• **YOUR TASK**
From the listing below, extract every line in which the word "immigration" appears.

• **RECORDS TO PROCESS**
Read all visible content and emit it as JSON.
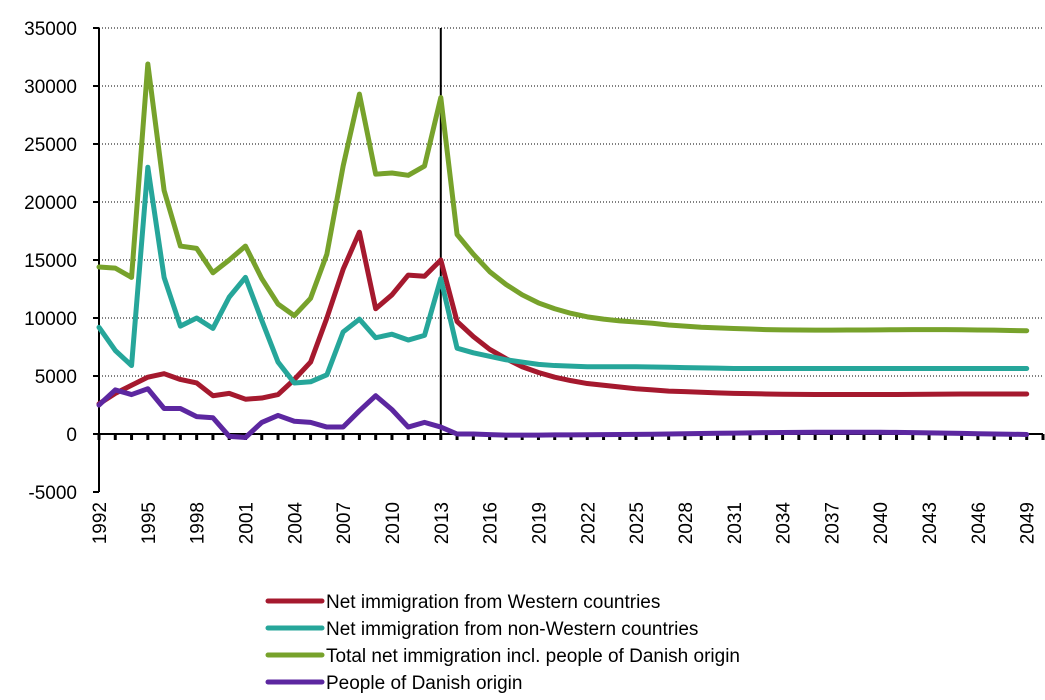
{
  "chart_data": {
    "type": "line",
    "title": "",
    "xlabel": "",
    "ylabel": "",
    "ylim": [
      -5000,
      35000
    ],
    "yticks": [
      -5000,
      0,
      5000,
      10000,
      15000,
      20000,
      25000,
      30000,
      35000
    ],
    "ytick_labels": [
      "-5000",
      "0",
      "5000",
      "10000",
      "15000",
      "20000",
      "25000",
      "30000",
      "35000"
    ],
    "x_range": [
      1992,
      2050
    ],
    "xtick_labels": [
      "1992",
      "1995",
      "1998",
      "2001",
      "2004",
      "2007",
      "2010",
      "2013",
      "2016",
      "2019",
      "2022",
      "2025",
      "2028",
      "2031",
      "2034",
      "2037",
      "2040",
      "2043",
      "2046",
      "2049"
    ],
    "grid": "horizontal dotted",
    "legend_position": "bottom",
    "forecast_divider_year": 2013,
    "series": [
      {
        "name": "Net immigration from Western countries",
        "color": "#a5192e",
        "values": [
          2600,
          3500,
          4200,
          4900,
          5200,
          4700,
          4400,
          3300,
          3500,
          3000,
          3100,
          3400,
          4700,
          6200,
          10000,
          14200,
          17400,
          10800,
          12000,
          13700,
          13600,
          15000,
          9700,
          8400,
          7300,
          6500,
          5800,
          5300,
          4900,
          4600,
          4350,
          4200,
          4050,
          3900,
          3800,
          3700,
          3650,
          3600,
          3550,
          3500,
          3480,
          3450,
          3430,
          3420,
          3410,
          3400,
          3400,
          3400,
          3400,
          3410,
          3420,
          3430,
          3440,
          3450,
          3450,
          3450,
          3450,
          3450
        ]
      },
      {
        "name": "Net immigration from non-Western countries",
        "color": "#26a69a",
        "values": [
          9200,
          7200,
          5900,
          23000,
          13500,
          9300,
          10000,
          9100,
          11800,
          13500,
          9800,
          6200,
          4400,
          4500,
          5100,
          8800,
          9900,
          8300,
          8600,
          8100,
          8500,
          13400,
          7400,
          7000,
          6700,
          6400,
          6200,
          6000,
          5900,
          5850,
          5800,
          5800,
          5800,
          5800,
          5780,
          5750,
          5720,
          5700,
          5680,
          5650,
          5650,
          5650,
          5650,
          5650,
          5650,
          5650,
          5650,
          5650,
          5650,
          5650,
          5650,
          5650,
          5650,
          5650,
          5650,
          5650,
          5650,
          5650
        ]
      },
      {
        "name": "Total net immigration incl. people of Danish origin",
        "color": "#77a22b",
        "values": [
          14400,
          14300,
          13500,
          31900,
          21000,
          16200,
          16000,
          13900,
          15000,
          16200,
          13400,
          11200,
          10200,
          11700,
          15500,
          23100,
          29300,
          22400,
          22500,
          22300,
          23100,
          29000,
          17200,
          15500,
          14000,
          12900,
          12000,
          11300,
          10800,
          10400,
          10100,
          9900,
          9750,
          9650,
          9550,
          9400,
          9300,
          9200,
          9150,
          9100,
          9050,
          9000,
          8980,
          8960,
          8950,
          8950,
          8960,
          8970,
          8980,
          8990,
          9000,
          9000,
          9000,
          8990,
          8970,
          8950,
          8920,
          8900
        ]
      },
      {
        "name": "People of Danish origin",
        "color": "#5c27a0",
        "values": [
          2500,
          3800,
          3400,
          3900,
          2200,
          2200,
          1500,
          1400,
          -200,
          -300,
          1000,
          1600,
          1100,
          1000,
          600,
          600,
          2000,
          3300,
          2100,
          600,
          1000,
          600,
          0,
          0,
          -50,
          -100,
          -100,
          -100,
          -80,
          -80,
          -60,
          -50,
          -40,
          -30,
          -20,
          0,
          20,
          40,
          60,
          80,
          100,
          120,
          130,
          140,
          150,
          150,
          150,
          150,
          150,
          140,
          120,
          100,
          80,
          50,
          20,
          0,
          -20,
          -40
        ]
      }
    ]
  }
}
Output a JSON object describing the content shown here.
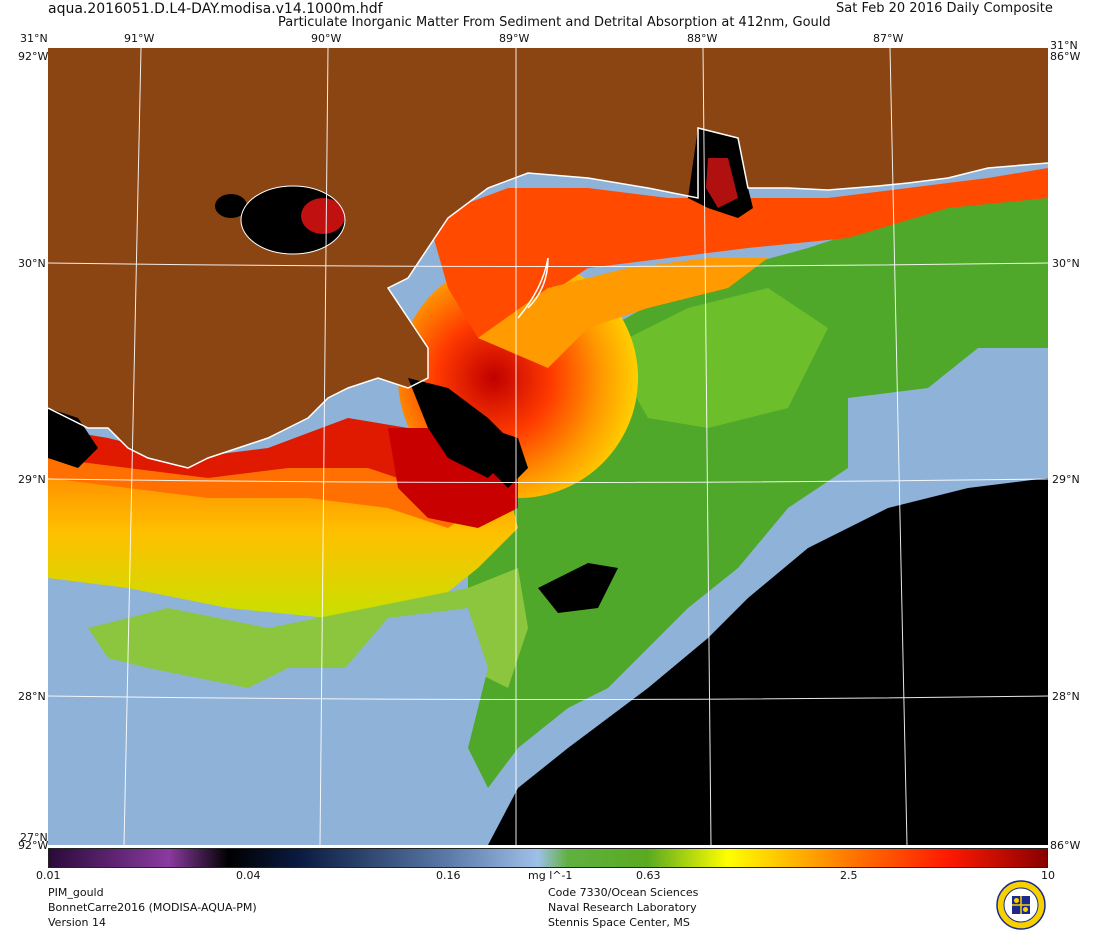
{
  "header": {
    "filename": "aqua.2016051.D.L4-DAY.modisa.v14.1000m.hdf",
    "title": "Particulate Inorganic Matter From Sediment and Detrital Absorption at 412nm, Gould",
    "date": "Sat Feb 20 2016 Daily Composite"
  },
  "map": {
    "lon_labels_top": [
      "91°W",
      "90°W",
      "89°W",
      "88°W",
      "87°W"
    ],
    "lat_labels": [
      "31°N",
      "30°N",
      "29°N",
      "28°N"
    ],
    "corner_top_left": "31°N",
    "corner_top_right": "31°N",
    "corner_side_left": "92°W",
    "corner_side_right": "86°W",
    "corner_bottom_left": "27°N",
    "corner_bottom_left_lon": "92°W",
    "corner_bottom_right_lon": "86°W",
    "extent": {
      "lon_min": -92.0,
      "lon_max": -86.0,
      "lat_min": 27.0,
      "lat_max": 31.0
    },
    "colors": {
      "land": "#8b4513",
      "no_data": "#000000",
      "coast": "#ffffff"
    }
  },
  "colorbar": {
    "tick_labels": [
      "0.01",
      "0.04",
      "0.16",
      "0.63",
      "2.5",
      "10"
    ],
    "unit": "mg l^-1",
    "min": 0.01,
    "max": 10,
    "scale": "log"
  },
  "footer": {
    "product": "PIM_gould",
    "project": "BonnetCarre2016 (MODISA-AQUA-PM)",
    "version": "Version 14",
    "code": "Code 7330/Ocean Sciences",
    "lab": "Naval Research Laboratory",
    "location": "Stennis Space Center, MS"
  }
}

• **TASK RESPONSE**
        "name": "Net immigration from Western countries",
        "name": "Net immigration from non-Western countries",
        "name": "Total net immigration incl. people of Danish origin",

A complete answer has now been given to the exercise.